▶ **Instruction**: Make an exact copy of the entries, and keep any pictures out of it.

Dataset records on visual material
━━━━━━

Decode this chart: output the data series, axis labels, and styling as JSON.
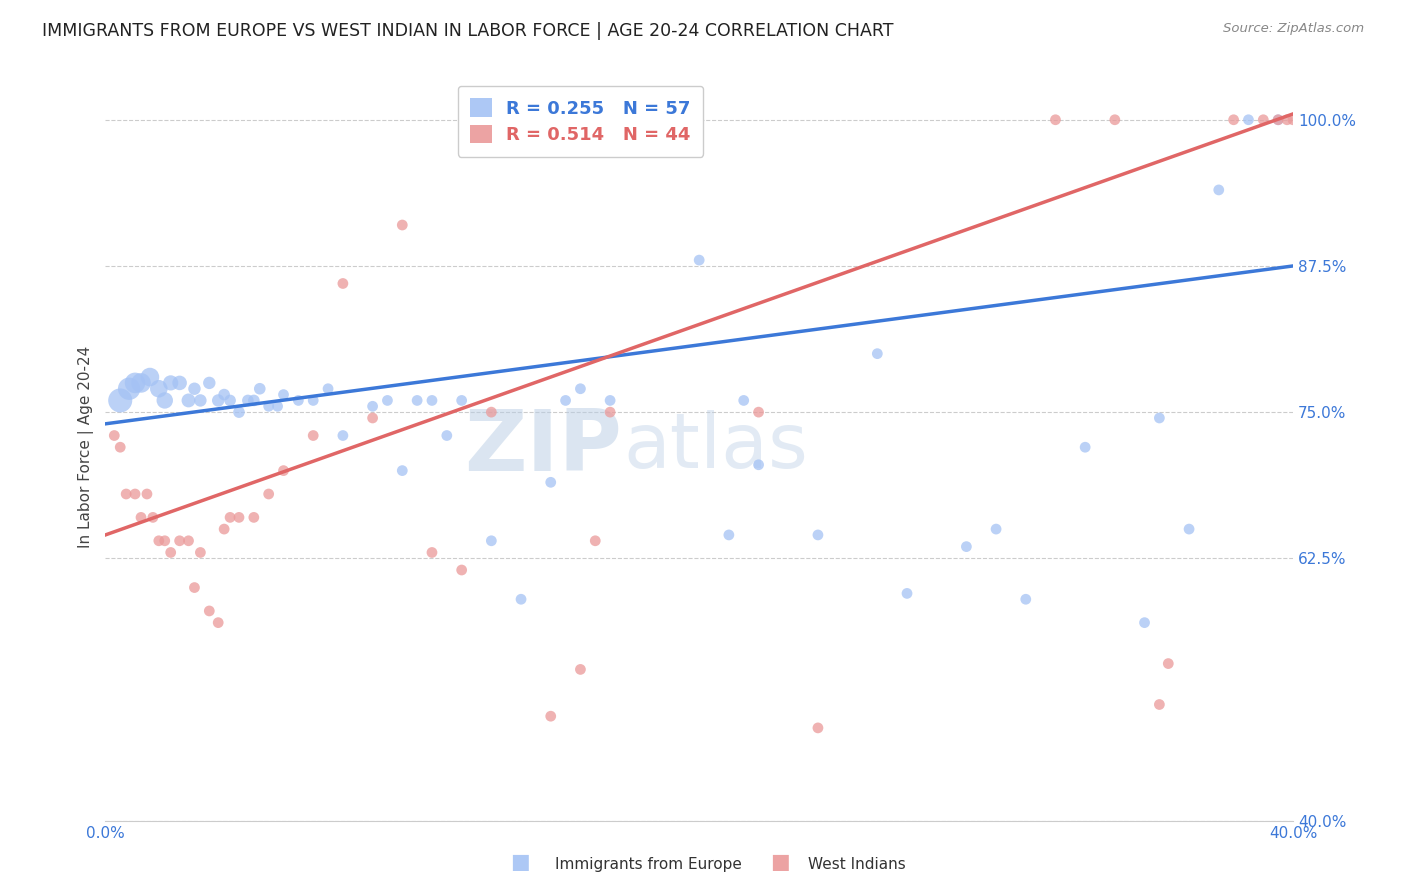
{
  "title": "IMMIGRANTS FROM EUROPE VS WEST INDIAN IN LABOR FORCE | AGE 20-24 CORRELATION CHART",
  "source": "Source: ZipAtlas.com",
  "ylabel": "In Labor Force | Age 20-24",
  "xlim": [
    0.0,
    0.4
  ],
  "ylim": [
    0.4,
    1.04
  ],
  "ytick_values": [
    0.4,
    0.625,
    0.75,
    0.875,
    1.0
  ],
  "ytick_labels": [
    "40.0%",
    "62.5%",
    "75.0%",
    "87.5%",
    "100.0%"
  ],
  "grid_color": "#cccccc",
  "background_color": "#ffffff",
  "blue_color": "#a4c2f4",
  "pink_color": "#ea9999",
  "blue_line_color": "#3c78d8",
  "pink_line_color": "#e06666",
  "blue_R": 0.255,
  "blue_N": 57,
  "pink_R": 0.514,
  "pink_N": 44,
  "legend_blue_label": "Immigrants from Europe",
  "legend_pink_label": "West Indians",
  "watermark_zip": "ZIP",
  "watermark_atlas": "atlas",
  "blue_line_x0": 0.0,
  "blue_line_y0": 0.74,
  "blue_line_x1": 0.4,
  "blue_line_y1": 0.875,
  "pink_line_x0": 0.0,
  "pink_line_y0": 0.645,
  "pink_line_x1": 0.4,
  "pink_line_y1": 1.005,
  "blue_scatter_x": [
    0.005,
    0.008,
    0.01,
    0.012,
    0.015,
    0.018,
    0.02,
    0.022,
    0.025,
    0.028,
    0.03,
    0.032,
    0.035,
    0.038,
    0.04,
    0.042,
    0.045,
    0.048,
    0.05,
    0.052,
    0.055,
    0.058,
    0.06,
    0.065,
    0.07,
    0.075,
    0.08,
    0.09,
    0.095,
    0.1,
    0.105,
    0.11,
    0.115,
    0.12,
    0.13,
    0.14,
    0.15,
    0.155,
    0.16,
    0.17,
    0.2,
    0.21,
    0.215,
    0.22,
    0.24,
    0.26,
    0.27,
    0.29,
    0.3,
    0.31,
    0.33,
    0.35,
    0.355,
    0.365,
    0.375,
    0.385,
    0.395
  ],
  "blue_scatter_y": [
    0.76,
    0.77,
    0.775,
    0.775,
    0.78,
    0.77,
    0.76,
    0.775,
    0.775,
    0.76,
    0.77,
    0.76,
    0.775,
    0.76,
    0.765,
    0.76,
    0.75,
    0.76,
    0.76,
    0.77,
    0.755,
    0.755,
    0.765,
    0.76,
    0.76,
    0.77,
    0.73,
    0.755,
    0.76,
    0.7,
    0.76,
    0.76,
    0.73,
    0.76,
    0.64,
    0.59,
    0.69,
    0.76,
    0.77,
    0.76,
    0.88,
    0.645,
    0.76,
    0.705,
    0.645,
    0.8,
    0.595,
    0.635,
    0.65,
    0.59,
    0.72,
    0.57,
    0.745,
    0.65,
    0.94,
    1.0,
    1.0
  ],
  "blue_scatter_size": [
    300,
    260,
    220,
    200,
    180,
    160,
    140,
    120,
    110,
    100,
    80,
    80,
    80,
    80,
    70,
    70,
    70,
    70,
    70,
    70,
    60,
    60,
    60,
    60,
    60,
    60,
    60,
    60,
    60,
    60,
    60,
    60,
    60,
    60,
    60,
    60,
    60,
    60,
    60,
    60,
    60,
    60,
    60,
    60,
    60,
    60,
    60,
    60,
    60,
    60,
    60,
    60,
    60,
    60,
    60,
    60,
    60
  ],
  "pink_scatter_x": [
    0.003,
    0.005,
    0.007,
    0.01,
    0.012,
    0.014,
    0.016,
    0.018,
    0.02,
    0.022,
    0.025,
    0.028,
    0.03,
    0.032,
    0.035,
    0.038,
    0.04,
    0.042,
    0.045,
    0.05,
    0.055,
    0.06,
    0.07,
    0.08,
    0.09,
    0.1,
    0.11,
    0.12,
    0.13,
    0.15,
    0.16,
    0.165,
    0.17,
    0.22,
    0.24,
    0.32,
    0.34,
    0.355,
    0.358,
    0.38,
    0.39,
    0.395,
    0.398,
    0.4
  ],
  "pink_scatter_y": [
    0.73,
    0.72,
    0.68,
    0.68,
    0.66,
    0.68,
    0.66,
    0.64,
    0.64,
    0.63,
    0.64,
    0.64,
    0.6,
    0.63,
    0.58,
    0.57,
    0.65,
    0.66,
    0.66,
    0.66,
    0.68,
    0.7,
    0.73,
    0.86,
    0.745,
    0.91,
    0.63,
    0.615,
    0.75,
    0.49,
    0.53,
    0.64,
    0.75,
    0.75,
    0.48,
    1.0,
    1.0,
    0.5,
    0.535,
    1.0,
    1.0,
    1.0,
    1.0,
    1.0
  ],
  "pink_scatter_size": [
    60,
    60,
    60,
    60,
    60,
    60,
    60,
    60,
    60,
    60,
    60,
    60,
    60,
    60,
    60,
    60,
    60,
    60,
    60,
    60,
    60,
    60,
    60,
    60,
    60,
    60,
    60,
    60,
    60,
    60,
    60,
    60,
    60,
    60,
    60,
    60,
    60,
    60,
    60,
    60,
    60,
    60,
    60,
    60
  ]
}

━━━━━━

▶ **Solution to this task**:
Decode this chart: output the data series, axis labels, and styling as JSON.
{
  "title": "IMMIGRANTS FROM EUROPE VS WEST INDIAN IN LABOR FORCE | AGE 20-24 CORRELATION CHART",
  "source": "Source: ZipAtlas.com",
  "ylabel": "In Labor Force | Age 20-24",
  "xlim": [
    0.0,
    0.4
  ],
  "ylim": [
    0.4,
    1.04
  ],
  "ytick_values": [
    0.4,
    0.625,
    0.75,
    0.875,
    1.0
  ],
  "ytick_labels": [
    "40.0%",
    "62.5%",
    "75.0%",
    "87.5%",
    "100.0%"
  ],
  "grid_color": "#cccccc",
  "background_color": "#ffffff",
  "blue_color": "#a4c2f4",
  "pink_color": "#ea9999",
  "blue_line_color": "#3c78d8",
  "pink_line_color": "#e06666",
  "blue_R": 0.255,
  "blue_N": 57,
  "pink_R": 0.514,
  "pink_N": 44,
  "legend_blue_label": "Immigrants from Europe",
  "legend_pink_label": "West Indians",
  "watermark_zip": "ZIP",
  "watermark_atlas": "atlas",
  "blue_line_x0": 0.0,
  "blue_line_y0": 0.74,
  "blue_line_x1": 0.4,
  "blue_line_y1": 0.875,
  "pink_line_x0": 0.0,
  "pink_line_y0": 0.645,
  "pink_line_x1": 0.4,
  "pink_line_y1": 1.005,
  "blue_scatter_x": [
    0.005,
    0.008,
    0.01,
    0.012,
    0.015,
    0.018,
    0.02,
    0.022,
    0.025,
    0.028,
    0.03,
    0.032,
    0.035,
    0.038,
    0.04,
    0.042,
    0.045,
    0.048,
    0.05,
    0.052,
    0.055,
    0.058,
    0.06,
    0.065,
    0.07,
    0.075,
    0.08,
    0.09,
    0.095,
    0.1,
    0.105,
    0.11,
    0.115,
    0.12,
    0.13,
    0.14,
    0.15,
    0.155,
    0.16,
    0.17,
    0.2,
    0.21,
    0.215,
    0.22,
    0.24,
    0.26,
    0.27,
    0.29,
    0.3,
    0.31,
    0.33,
    0.35,
    0.355,
    0.365,
    0.375,
    0.385,
    0.395
  ],
  "blue_scatter_y": [
    0.76,
    0.77,
    0.775,
    0.775,
    0.78,
    0.77,
    0.76,
    0.775,
    0.775,
    0.76,
    0.77,
    0.76,
    0.775,
    0.76,
    0.765,
    0.76,
    0.75,
    0.76,
    0.76,
    0.77,
    0.755,
    0.755,
    0.765,
    0.76,
    0.76,
    0.77,
    0.73,
    0.755,
    0.76,
    0.7,
    0.76,
    0.76,
    0.73,
    0.76,
    0.64,
    0.59,
    0.69,
    0.76,
    0.77,
    0.76,
    0.88,
    0.645,
    0.76,
    0.705,
    0.645,
    0.8,
    0.595,
    0.635,
    0.65,
    0.59,
    0.72,
    0.57,
    0.745,
    0.65,
    0.94,
    1.0,
    1.0
  ],
  "blue_scatter_size": [
    300,
    260,
    220,
    200,
    180,
    160,
    140,
    120,
    110,
    100,
    80,
    80,
    80,
    80,
    70,
    70,
    70,
    70,
    70,
    70,
    60,
    60,
    60,
    60,
    60,
    60,
    60,
    60,
    60,
    60,
    60,
    60,
    60,
    60,
    60,
    60,
    60,
    60,
    60,
    60,
    60,
    60,
    60,
    60,
    60,
    60,
    60,
    60,
    60,
    60,
    60,
    60,
    60,
    60,
    60,
    60,
    60
  ],
  "pink_scatter_x": [
    0.003,
    0.005,
    0.007,
    0.01,
    0.012,
    0.014,
    0.016,
    0.018,
    0.02,
    0.022,
    0.025,
    0.028,
    0.03,
    0.032,
    0.035,
    0.038,
    0.04,
    0.042,
    0.045,
    0.05,
    0.055,
    0.06,
    0.07,
    0.08,
    0.09,
    0.1,
    0.11,
    0.12,
    0.13,
    0.15,
    0.16,
    0.165,
    0.17,
    0.22,
    0.24,
    0.32,
    0.34,
    0.355,
    0.358,
    0.38,
    0.39,
    0.395,
    0.398,
    0.4
  ],
  "pink_scatter_y": [
    0.73,
    0.72,
    0.68,
    0.68,
    0.66,
    0.68,
    0.66,
    0.64,
    0.64,
    0.63,
    0.64,
    0.64,
    0.6,
    0.63,
    0.58,
    0.57,
    0.65,
    0.66,
    0.66,
    0.66,
    0.68,
    0.7,
    0.73,
    0.86,
    0.745,
    0.91,
    0.63,
    0.615,
    0.75,
    0.49,
    0.53,
    0.64,
    0.75,
    0.75,
    0.48,
    1.0,
    1.0,
    0.5,
    0.535,
    1.0,
    1.0,
    1.0,
    1.0,
    1.0
  ],
  "pink_scatter_size": [
    60,
    60,
    60,
    60,
    60,
    60,
    60,
    60,
    60,
    60,
    60,
    60,
    60,
    60,
    60,
    60,
    60,
    60,
    60,
    60,
    60,
    60,
    60,
    60,
    60,
    60,
    60,
    60,
    60,
    60,
    60,
    60,
    60,
    60,
    60,
    60,
    60,
    60,
    60,
    60,
    60,
    60,
    60,
    60
  ]
}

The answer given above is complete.